The Possibilities for a Legal Framework for Cyberspace – including a New Zealand Perspective

Longworth Elizabeth

Introduction

The complexity and diversity of the legal, ethical and societal issues raised by the global information infrastructure and the emerging information society has prompted UNESCO1 to question whether there is a need for a new international agreement – a ‘cyberspace law’, to be expressed as a framework and built on an underlying consensus – to address these issues. Most countries, including New Zealand, agreed that a careful study of the issues was required before any decision should be taken. This chapter was prepared as a contribution to the ensuing dialogue.

The Creation of a New Political Economy through Cyberspace

The UNESCO brief for this paper was to consider the desirability, feasibility and difficulties of establishing a legal framework for cyberspace. The significance of addressing future developments in ‘cyberspace law’ is apparent if we look at the wider context. Don Tapscott in The Digital Economy describes humanity as being ‘at the dawn of an Age of Networked Intelligence – an age that is giving birth to a new economy, a new politics, and a new society’.2
The Internet will be the critical medium for the transformation predicted by Tapscott. The need to examine the role of the law and regulation is obvious in a world where there is ‘the potential for severe social stratification, unprecedented invasion of privacy and other rights, structural unemployment, and massive social dislocation and conflict’.3
The desirability and feasibility of ‘establishing cyberspace law’ will come down to the decisions and actions (whether conscious, passive or by omission) within the various hierarchies of the Internet and by the numerous agencies worldwide that are currently considering the impact of this new technology within their own spheres of influence.
The task for this chapter is to provide a better understanding of just what is possible within the design parameters of ‘cyberspace law’. It should also suggest a methodology by which any suggestion of ‘regulation’ of the Internet, and its impacts, could be analysed.

......

_What you will do_
A – List every potential harm that the cyberspace law excerpt quotes as making it necessary to examine the role of law and regulation.
B – According to the cyberspace law excerpt, what did most countries, including New Zealand, agree on regarding a possible new international agreement?

......

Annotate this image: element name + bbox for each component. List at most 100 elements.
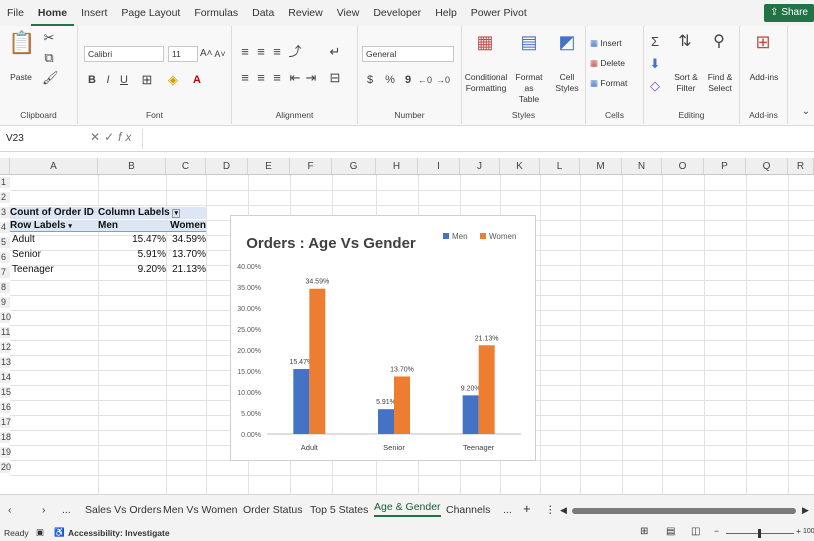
zoom-slider-thumb[interactable] (758, 529, 761, 538)
horizontal-scrollbar[interactable] (572, 508, 796, 514)
more-sheets-left[interactable]: ... (62, 504, 71, 516)
zoom-out-icon[interactable]: − (714, 526, 719, 536)
tab-men-vs-women[interactable]: Men Vs Women (163, 504, 238, 516)
fill-color-icon[interactable]: ◈ (166, 72, 180, 88)
middle-align-icon[interactable]: ≡ (254, 44, 268, 60)
orders-chart[interactable]: Orders : Age Vs Gender Men Women 0.00% 5.… (230, 215, 536, 461)
fill-icon[interactable]: ⬇ (648, 56, 662, 72)
column-header[interactable]: I (418, 158, 460, 175)
menu-view[interactable]: View (330, 0, 367, 26)
decrease-indent-icon[interactable]: ⇤ (288, 70, 302, 86)
row-header[interactable]: 17 (0, 417, 11, 428)
cut-icon[interactable]: ✂ (42, 30, 56, 46)
row-header[interactable]: 8 (0, 282, 10, 293)
autosum-icon[interactable]: Σ (648, 34, 662, 50)
column-header[interactable]: A (10, 158, 98, 175)
row-header[interactable]: 14 (0, 372, 11, 383)
pivot-row-label[interactable]: Adult (12, 234, 35, 245)
column-header[interactable]: P (704, 158, 746, 175)
column-header[interactable]: C (166, 158, 206, 175)
menu-insert[interactable]: Insert (74, 0, 114, 26)
column-header[interactable]: H (376, 158, 418, 175)
prev-sheet-icon[interactable]: ‹ (8, 504, 12, 516)
accessibility-status[interactable]: Accessibility: Investigate (68, 528, 170, 538)
next-sheet-icon[interactable]: › (42, 504, 46, 516)
format-cells-button[interactable]: ▦ Format (590, 78, 640, 89)
row-header[interactable]: 11 (0, 327, 10, 338)
row-header[interactable]: 16 (0, 402, 11, 413)
menu-review[interactable]: Review (281, 0, 329, 26)
row-header[interactable]: 10 (0, 312, 11, 323)
addins-button[interactable]: Add-ins (742, 72, 786, 83)
align-right-icon[interactable]: ≡ (270, 70, 284, 86)
column-header[interactable]: J (460, 158, 500, 175)
tab-channels[interactable]: Channels (446, 504, 490, 516)
menu-help[interactable]: Help (428, 0, 464, 26)
comma-button[interactable]: 9 (402, 72, 414, 88)
merge-center-icon[interactable]: ⊟ (328, 70, 342, 86)
more-sheets-right[interactable]: ... (503, 504, 512, 516)
insert-cells-button[interactable]: ▦ Insert (590, 38, 640, 49)
row-header[interactable]: 19 (0, 447, 11, 458)
row-header[interactable]: 3 (0, 207, 10, 218)
percent-button[interactable]: % (384, 72, 396, 88)
conditional-formatting-icon[interactable]: ▦ (474, 33, 496, 51)
column-header[interactable]: M (580, 158, 622, 175)
pivot-cell-men[interactable]: 15.47% (100, 234, 166, 245)
hscroll-right-icon[interactable]: ▶ (802, 505, 809, 516)
borders-icon[interactable]: ⊞ (140, 72, 154, 88)
format-as-table-icon[interactable]: ▤ (518, 33, 540, 51)
row-header[interactable]: 13 (0, 357, 11, 368)
row-header[interactable]: 1 (0, 177, 10, 188)
menu-home[interactable]: Home (30, 2, 75, 26)
pivot-header-count[interactable]: Count of Order ID (10, 207, 98, 219)
menu-power-pivot[interactable]: Power Pivot (464, 0, 534, 26)
bold-button[interactable]: B (86, 72, 98, 88)
column-header[interactable]: R (788, 158, 814, 175)
zoom-in-icon[interactable]: + (796, 526, 801, 536)
ribbon-collapse-icon[interactable]: ⌄ (800, 104, 812, 120)
pivot-col-men[interactable]: Men (98, 220, 166, 232)
pivot-cell-women[interactable]: 13.70% (166, 249, 206, 260)
column-header[interactable]: O (662, 158, 704, 175)
menu-developer[interactable]: Developer (366, 0, 428, 26)
increase-indent-icon[interactable]: ⇥ (304, 70, 318, 86)
wrap-text-icon[interactable]: ↵ (328, 44, 342, 60)
row-filter-icon[interactable]: ▾ (68, 223, 72, 230)
page-break-view-icon[interactable]: ◫ (691, 526, 700, 537)
row-header[interactable]: 7 (0, 267, 10, 278)
row-header[interactable]: 20 (0, 462, 11, 473)
accessibility-icon[interactable]: ♿ (54, 527, 65, 538)
column-header[interactable]: F (290, 158, 332, 175)
paste-button[interactable]: Paste (4, 72, 38, 83)
column-header[interactable]: E (248, 158, 290, 175)
font-size-select[interactable]: 11 (168, 46, 198, 62)
tab-options-icon[interactable]: ⋮ (545, 504, 556, 516)
menu-file[interactable]: File (0, 0, 31, 26)
filter-dropdown-icon[interactable]: ▾ (172, 209, 180, 218)
sort-filter-button[interactable]: Sort & Filter (668, 72, 704, 94)
format-as-table-button[interactable]: Format as Table (510, 72, 548, 105)
italic-button[interactable]: I (102, 72, 114, 88)
row-header[interactable]: 4 (0, 222, 10, 233)
tab-top-5-states[interactable]: Top 5 States (310, 504, 368, 516)
normal-view-icon[interactable]: ⊞ (640, 526, 648, 537)
cell-styles-icon[interactable]: ◩ (556, 33, 578, 51)
menu-page-layout[interactable]: Page Layout (114, 0, 187, 26)
pivot-cell-women[interactable]: 34.59% (166, 234, 206, 245)
share-button[interactable]: ⇪ Share (764, 4, 814, 22)
pivot-row-label[interactable]: Teenager (12, 264, 54, 275)
grow-font-button[interactable]: A˄ (200, 46, 213, 62)
page-layout-view-icon[interactable]: ▤ (666, 526, 675, 537)
column-header[interactable]: N (622, 158, 662, 175)
bottom-align-icon[interactable]: ≡ (270, 44, 284, 60)
row-header[interactable]: 9 (0, 297, 10, 308)
column-header[interactable]: D (206, 158, 248, 175)
underline-button[interactable]: U (118, 72, 130, 88)
menu-data[interactable]: Data (245, 0, 281, 26)
font-name-select[interactable]: Calibri (84, 46, 164, 62)
align-left-icon[interactable]: ≡ (238, 70, 252, 86)
copy-icon[interactable]: ⧉ (42, 50, 56, 66)
zoom-level[interactable]: 100 (803, 528, 814, 535)
row-header[interactable]: 12 (0, 342, 11, 353)
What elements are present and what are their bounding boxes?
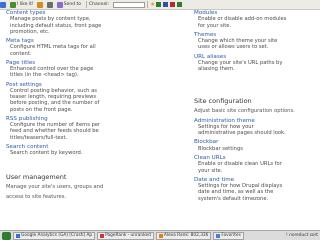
star-icon[interactable]: ★ bbox=[150, 1, 155, 8]
channel-label: Channel: bbox=[89, 2, 110, 7]
item-description: Search content by keyword. bbox=[10, 150, 83, 157]
site-configuration-heading: Site configuration bbox=[194, 97, 252, 106]
send-to-label: Send to bbox=[63, 2, 82, 7]
administration-theme-item: Administration theme Settings for how yo… bbox=[194, 118, 318, 137]
taskbar-item-favorites[interactable]: Favorites bbox=[213, 231, 244, 240]
item-description: posts on the front page. bbox=[10, 106, 73, 113]
item-description: administrative pages should look. bbox=[198, 130, 286, 137]
taskbar-item-analytics[interactable]: Google Analytics (GA) [Crash] Ap bbox=[13, 231, 96, 240]
alert-icon[interactable] bbox=[170, 2, 176, 7]
browser-icon bbox=[16, 233, 20, 238]
checkmark-icon bbox=[46, 1, 53, 8]
item-description: promotion, etc. bbox=[10, 28, 50, 35]
section-description: Manage your site's users, groups and bbox=[6, 184, 104, 191]
toolbar-divider bbox=[86, 1, 88, 8]
task-label: Alexa Rank: 802,336 bbox=[163, 233, 209, 238]
url-aliases-item: URL aliases Change your site's URL paths… bbox=[194, 54, 318, 73]
item-description: titles/teasers/full-text. bbox=[10, 134, 68, 141]
section-description: Adjust basic site configuration options. bbox=[194, 108, 295, 115]
left-column: Content types Manage posts by content ty… bbox=[6, 10, 190, 203]
section-description: access to site features. bbox=[6, 193, 67, 200]
send-to-button[interactable]: Send to bbox=[56, 1, 82, 9]
check-button[interactable] bbox=[46, 1, 54, 9]
clean-urls-item: Clean URLs Enable or disable clean URLs … bbox=[194, 155, 318, 174]
stats-icon[interactable] bbox=[163, 2, 169, 7]
channel-input[interactable] bbox=[113, 1, 146, 8]
task-label: Google Analytics (GA) [Crash] Ap bbox=[21, 233, 93, 238]
thumbs-up-icon bbox=[10, 1, 16, 8]
task-label: PageRank - unranked bbox=[105, 233, 151, 238]
search-content-item: Search content Search content by keyword… bbox=[6, 144, 190, 157]
item-description: system's default timezone. bbox=[198, 195, 269, 202]
like-label: I like it! bbox=[17, 2, 34, 7]
taskbar-item-alexa[interactable]: Alexa Rank: 802,336 bbox=[155, 231, 212, 240]
start-button-icon[interactable] bbox=[2, 231, 11, 240]
taskbar: Google Analytics (GA) [Crash] Ap PageRan… bbox=[0, 230, 320, 240]
item-description: aliasing them. bbox=[198, 66, 235, 73]
browser-toolbar: I like it! Send to Channel: ★ bbox=[0, 0, 320, 10]
themes-item: Themes Change which theme your site uses… bbox=[194, 32, 318, 51]
item-description: content. bbox=[10, 50, 32, 57]
send-icon bbox=[56, 1, 63, 8]
item-description: titles (in the <head> tag). bbox=[10, 72, 79, 79]
pdf-icon bbox=[100, 233, 105, 238]
google-icon bbox=[0, 1, 6, 8]
rss-publishing-item: RSS publishing Configure the number of i… bbox=[6, 116, 190, 141]
content-types-item: Content types Manage posts by content ty… bbox=[6, 10, 190, 35]
like-button[interactable]: I like it! bbox=[10, 1, 34, 9]
item-description: for your site. bbox=[198, 22, 232, 29]
modules-item: Modules Enable or disable add-on modules… bbox=[194, 10, 318, 29]
favorites-icon bbox=[216, 233, 221, 238]
item-description: uses or allows users to set. bbox=[198, 44, 269, 51]
toolbar-divider bbox=[147, 1, 149, 8]
page-titles-item: Page titles Enhanced control over the pa… bbox=[6, 60, 190, 79]
meta-tags-item: Meta tags Configure HTML meta tags for a… bbox=[6, 38, 190, 57]
system-tray: ! noreduct sort bbox=[286, 233, 318, 238]
tool-icon[interactable] bbox=[177, 2, 183, 7]
pagerank-icon[interactable] bbox=[156, 2, 162, 7]
post-settings-item: Post settings Control posting behavior, … bbox=[6, 82, 190, 113]
taskbar-item-pagerank[interactable]: PageRank - unranked bbox=[97, 231, 154, 240]
alexa-icon bbox=[158, 233, 163, 238]
date-and-time-item: Date and time Settings for how Drupal di… bbox=[194, 177, 318, 202]
item-description: Blockbar settings bbox=[198, 145, 243, 152]
share-icon bbox=[36, 1, 43, 8]
item-description: your site. bbox=[198, 167, 223, 174]
blockbar-item: Blockbar Blockbar settings bbox=[194, 139, 318, 152]
right-column: Modules Enable or disable add-on modules… bbox=[194, 10, 318, 205]
share-button[interactable] bbox=[36, 1, 44, 9]
user-management-heading: User management bbox=[6, 173, 67, 182]
google-toolbar-button[interactable] bbox=[0, 1, 7, 9]
task-label: Favorites bbox=[221, 233, 241, 238]
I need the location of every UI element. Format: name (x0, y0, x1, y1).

......

_Results by task_
A –
- severe social stratification
- unprecedented invasion of privacy and other rights
- structural unemployment
- massive social dislocation and conflict

B – They agreed that a careful study of the issues was required before any decision should be taken.